» GIVEN EXERCISE
Lay out the rows from the first one through the line containing "y-tick-label-15: 15 bbox=[1155, 371, 1182, 395]", both ends included, as a Markdown table with the columns Number and Record line. Leave out any blank lines.

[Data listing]
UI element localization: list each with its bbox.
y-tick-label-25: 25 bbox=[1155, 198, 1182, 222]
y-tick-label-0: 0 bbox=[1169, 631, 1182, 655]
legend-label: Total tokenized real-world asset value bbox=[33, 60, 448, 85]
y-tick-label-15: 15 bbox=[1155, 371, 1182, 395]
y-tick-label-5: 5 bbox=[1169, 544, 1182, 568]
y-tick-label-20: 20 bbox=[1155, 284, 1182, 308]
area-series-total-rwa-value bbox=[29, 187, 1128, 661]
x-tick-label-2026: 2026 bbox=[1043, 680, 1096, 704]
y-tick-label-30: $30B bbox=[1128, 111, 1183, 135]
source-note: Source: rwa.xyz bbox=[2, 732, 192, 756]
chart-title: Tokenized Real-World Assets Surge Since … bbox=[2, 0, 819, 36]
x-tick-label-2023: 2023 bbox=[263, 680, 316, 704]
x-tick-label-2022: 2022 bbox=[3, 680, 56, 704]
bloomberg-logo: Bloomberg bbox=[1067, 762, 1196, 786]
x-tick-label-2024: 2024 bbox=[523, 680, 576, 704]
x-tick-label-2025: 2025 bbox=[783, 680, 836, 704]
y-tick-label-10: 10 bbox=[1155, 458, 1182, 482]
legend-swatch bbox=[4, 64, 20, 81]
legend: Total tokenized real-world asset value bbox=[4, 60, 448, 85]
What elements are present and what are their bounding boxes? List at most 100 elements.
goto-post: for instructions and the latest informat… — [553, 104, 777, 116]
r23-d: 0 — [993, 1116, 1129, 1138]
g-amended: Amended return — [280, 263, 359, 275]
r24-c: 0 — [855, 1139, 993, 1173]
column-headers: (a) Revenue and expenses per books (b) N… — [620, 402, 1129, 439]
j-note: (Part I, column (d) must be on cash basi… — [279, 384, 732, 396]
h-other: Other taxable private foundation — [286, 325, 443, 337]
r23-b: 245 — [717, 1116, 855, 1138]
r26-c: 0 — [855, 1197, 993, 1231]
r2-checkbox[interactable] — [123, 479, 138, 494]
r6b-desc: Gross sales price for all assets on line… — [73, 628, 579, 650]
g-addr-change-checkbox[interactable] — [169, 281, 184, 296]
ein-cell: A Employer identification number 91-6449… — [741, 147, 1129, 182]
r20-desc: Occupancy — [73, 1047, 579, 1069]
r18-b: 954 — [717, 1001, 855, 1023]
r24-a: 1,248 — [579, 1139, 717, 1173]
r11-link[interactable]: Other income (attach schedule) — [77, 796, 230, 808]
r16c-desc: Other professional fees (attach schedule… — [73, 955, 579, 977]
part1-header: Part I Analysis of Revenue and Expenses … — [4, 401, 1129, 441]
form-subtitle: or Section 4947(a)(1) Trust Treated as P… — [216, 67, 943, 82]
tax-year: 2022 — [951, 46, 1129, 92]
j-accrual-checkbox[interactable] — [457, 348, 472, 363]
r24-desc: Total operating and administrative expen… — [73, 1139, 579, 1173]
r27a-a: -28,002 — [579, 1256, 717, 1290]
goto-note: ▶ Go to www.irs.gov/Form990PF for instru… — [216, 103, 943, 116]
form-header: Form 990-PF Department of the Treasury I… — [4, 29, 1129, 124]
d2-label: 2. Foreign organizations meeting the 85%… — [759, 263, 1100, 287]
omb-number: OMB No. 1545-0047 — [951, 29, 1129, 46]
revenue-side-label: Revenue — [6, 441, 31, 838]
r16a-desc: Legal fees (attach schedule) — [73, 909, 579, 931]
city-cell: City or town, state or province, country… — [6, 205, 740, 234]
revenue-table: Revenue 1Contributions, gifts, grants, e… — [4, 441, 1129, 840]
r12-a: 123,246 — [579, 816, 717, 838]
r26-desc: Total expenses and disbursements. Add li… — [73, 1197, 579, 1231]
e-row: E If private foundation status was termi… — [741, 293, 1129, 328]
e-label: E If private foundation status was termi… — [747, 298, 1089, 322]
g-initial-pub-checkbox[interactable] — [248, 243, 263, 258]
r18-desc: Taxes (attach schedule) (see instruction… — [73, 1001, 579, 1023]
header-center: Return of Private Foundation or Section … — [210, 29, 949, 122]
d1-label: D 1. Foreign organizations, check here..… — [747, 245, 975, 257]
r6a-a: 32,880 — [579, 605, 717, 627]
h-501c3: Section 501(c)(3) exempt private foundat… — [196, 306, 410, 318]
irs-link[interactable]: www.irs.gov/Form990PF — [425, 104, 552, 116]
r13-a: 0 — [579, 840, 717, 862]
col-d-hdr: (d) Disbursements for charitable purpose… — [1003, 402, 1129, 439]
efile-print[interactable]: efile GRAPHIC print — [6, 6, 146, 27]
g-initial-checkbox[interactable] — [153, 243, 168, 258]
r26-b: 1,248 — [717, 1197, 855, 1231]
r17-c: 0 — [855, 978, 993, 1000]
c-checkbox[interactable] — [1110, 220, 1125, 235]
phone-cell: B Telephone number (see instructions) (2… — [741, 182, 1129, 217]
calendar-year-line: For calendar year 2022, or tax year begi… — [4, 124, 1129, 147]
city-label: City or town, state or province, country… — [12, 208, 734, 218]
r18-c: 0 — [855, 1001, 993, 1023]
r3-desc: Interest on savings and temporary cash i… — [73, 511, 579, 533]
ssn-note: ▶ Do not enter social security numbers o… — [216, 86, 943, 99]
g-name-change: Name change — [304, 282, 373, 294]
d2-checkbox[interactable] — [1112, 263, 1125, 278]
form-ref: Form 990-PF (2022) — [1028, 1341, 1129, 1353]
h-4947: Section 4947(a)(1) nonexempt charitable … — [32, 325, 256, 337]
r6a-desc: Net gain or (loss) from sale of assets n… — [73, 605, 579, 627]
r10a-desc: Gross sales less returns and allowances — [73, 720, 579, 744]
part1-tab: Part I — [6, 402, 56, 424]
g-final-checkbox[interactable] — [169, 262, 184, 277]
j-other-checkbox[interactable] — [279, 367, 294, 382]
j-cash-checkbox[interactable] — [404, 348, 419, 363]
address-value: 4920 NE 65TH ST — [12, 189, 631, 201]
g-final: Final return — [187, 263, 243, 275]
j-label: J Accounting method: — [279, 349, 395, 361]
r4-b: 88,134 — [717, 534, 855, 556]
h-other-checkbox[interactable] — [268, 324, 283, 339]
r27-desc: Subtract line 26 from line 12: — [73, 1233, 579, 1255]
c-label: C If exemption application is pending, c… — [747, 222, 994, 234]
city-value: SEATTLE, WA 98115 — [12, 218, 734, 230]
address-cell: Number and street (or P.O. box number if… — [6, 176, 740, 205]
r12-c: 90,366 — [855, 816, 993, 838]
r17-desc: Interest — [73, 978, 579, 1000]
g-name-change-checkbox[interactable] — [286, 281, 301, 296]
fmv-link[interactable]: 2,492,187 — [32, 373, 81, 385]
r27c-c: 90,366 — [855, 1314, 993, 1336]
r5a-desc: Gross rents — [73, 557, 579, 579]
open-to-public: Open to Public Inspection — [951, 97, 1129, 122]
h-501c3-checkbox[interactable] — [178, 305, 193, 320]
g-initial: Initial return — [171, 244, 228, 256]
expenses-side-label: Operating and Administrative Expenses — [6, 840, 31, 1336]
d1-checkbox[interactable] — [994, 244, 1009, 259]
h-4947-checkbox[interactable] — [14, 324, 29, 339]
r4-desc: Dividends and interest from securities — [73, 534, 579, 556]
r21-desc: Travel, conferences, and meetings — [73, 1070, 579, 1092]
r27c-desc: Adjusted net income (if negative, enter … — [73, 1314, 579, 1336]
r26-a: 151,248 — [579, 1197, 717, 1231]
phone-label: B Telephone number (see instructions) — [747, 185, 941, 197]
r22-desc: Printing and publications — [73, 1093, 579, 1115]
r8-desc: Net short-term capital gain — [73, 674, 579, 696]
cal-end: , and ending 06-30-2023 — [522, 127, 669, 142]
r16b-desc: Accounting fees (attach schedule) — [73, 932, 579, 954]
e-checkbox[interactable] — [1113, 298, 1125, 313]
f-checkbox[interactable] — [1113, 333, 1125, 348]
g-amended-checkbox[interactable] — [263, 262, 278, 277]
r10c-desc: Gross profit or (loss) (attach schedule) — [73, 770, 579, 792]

» RESULT OF THE TASK
| Number | Record line |
|---|---|
| 1 | UI element localization: list each with its bbox. |
| 2 | y-tick-label-25: 25 bbox=[1155, 198, 1182, 222] |
| 3 | y-tick-label-0: 0 bbox=[1169, 631, 1182, 655] |
| 4 | legend-label: Total tokenized real-world asset value bbox=[33, 60, 448, 85] |
| 5 | y-tick-label-15: 15 bbox=[1155, 371, 1182, 395] |